**REQUIREMENTS**:
Word for word, repeat the entries, minus the pictures.

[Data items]
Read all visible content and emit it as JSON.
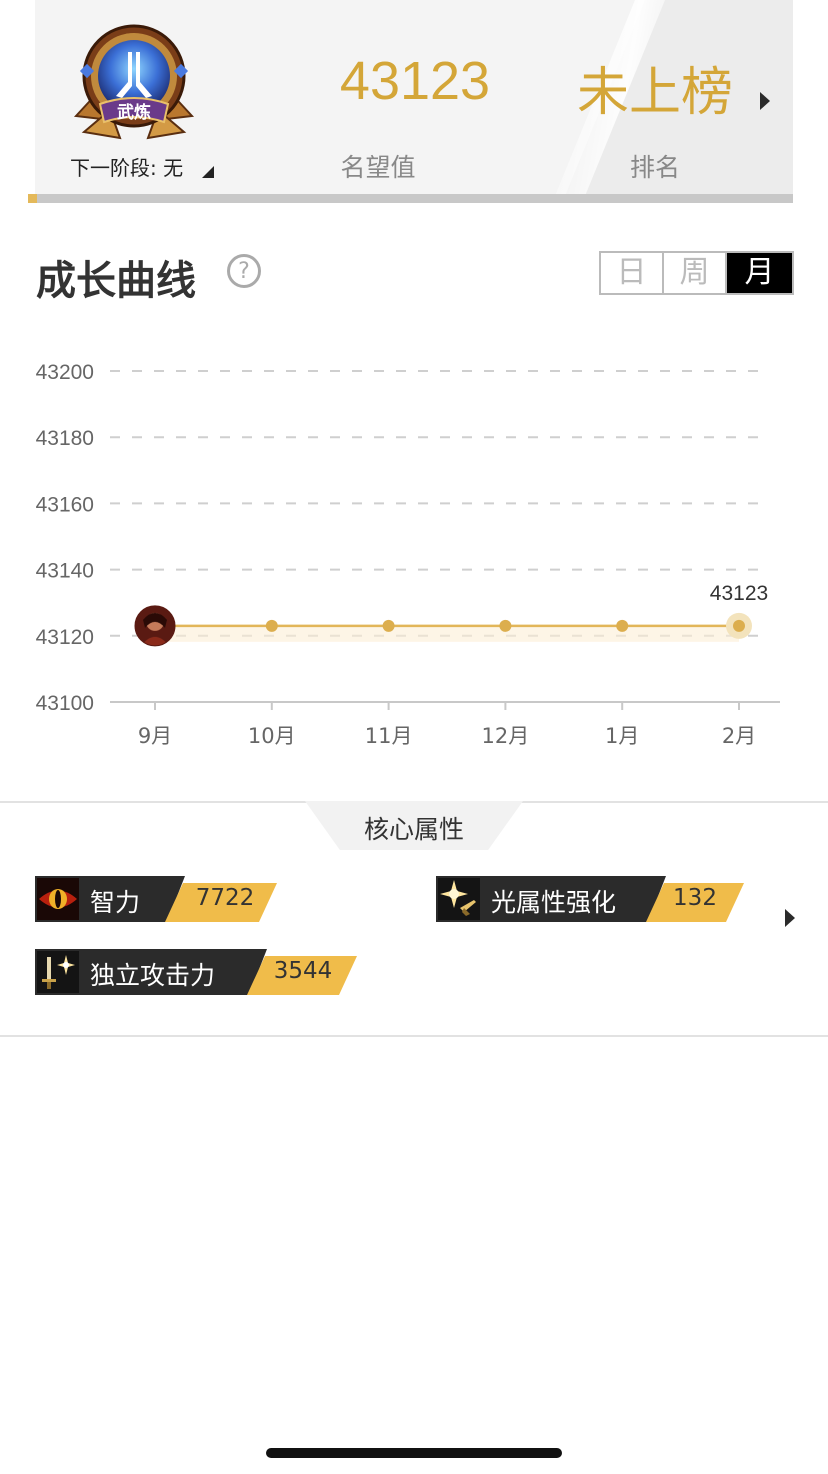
{
  "header": {
    "badge_text": "武炼",
    "next_stage": "下一阶段: 无",
    "renown_value": "43123",
    "renown_label": "名望值",
    "rank_value": "未上榜",
    "rank_label": "排名",
    "accent_color": "#d4a638"
  },
  "growth": {
    "title": "成长曲线",
    "help_symbol": "?",
    "tabs": [
      {
        "label": "日",
        "active": false
      },
      {
        "label": "周",
        "active": false
      },
      {
        "label": "月",
        "active": true
      }
    ]
  },
  "chart_data": {
    "type": "line",
    "categories": [
      "9月",
      "10月",
      "11月",
      "12月",
      "1月",
      "2月"
    ],
    "values": [
      43123,
      43123,
      43123,
      43123,
      43123,
      43123
    ],
    "ylim": [
      43100,
      43200
    ],
    "yticks": [
      "43200",
      "43180",
      "43160",
      "43140",
      "43120",
      "43100"
    ],
    "last_label": "43123",
    "grid": true,
    "line_color": "#e2b659"
  },
  "attributes": {
    "section_label": "核心属性",
    "items": [
      {
        "name": "智力",
        "value": "7722",
        "icon": "eye-icon"
      },
      {
        "name": "光属性强化",
        "value": "132",
        "icon": "light-sword-icon"
      },
      {
        "name": "独立攻击力",
        "value": "3544",
        "icon": "sword-sparkle-icon"
      }
    ]
  }
}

**ANSWER IN FULL**:
Read all visible content and emit it as JSON.
{
  "header": {
    "badge_text": "武炼",
    "next_stage": "下一阶段: 无",
    "renown_value": "43123",
    "renown_label": "名望值",
    "rank_value": "未上榜",
    "rank_label": "排名",
    "accent_color": "#d4a638"
  },
  "growth": {
    "title": "成长曲线",
    "help_symbol": "?",
    "tabs": [
      {
        "label": "日",
        "active": false
      },
      {
        "label": "周",
        "active": false
      },
      {
        "label": "月",
        "active": true
      }
    ]
  },
  "chart_data": {
    "type": "line",
    "categories": [
      "9月",
      "10月",
      "11月",
      "12月",
      "1月",
      "2月"
    ],
    "values": [
      43123,
      43123,
      43123,
      43123,
      43123,
      43123
    ],
    "ylim": [
      43100,
      43200
    ],
    "yticks": [
      "43200",
      "43180",
      "43160",
      "43140",
      "43120",
      "43100"
    ],
    "last_label": "43123",
    "grid": true,
    "line_color": "#e2b659"
  },
  "attributes": {
    "section_label": "核心属性",
    "items": [
      {
        "name": "智力",
        "value": "7722",
        "icon": "eye-icon"
      },
      {
        "name": "光属性强化",
        "value": "132",
        "icon": "light-sword-icon"
      },
      {
        "name": "独立攻击力",
        "value": "3544",
        "icon": "sword-sparkle-icon"
      }
    ]
  }
}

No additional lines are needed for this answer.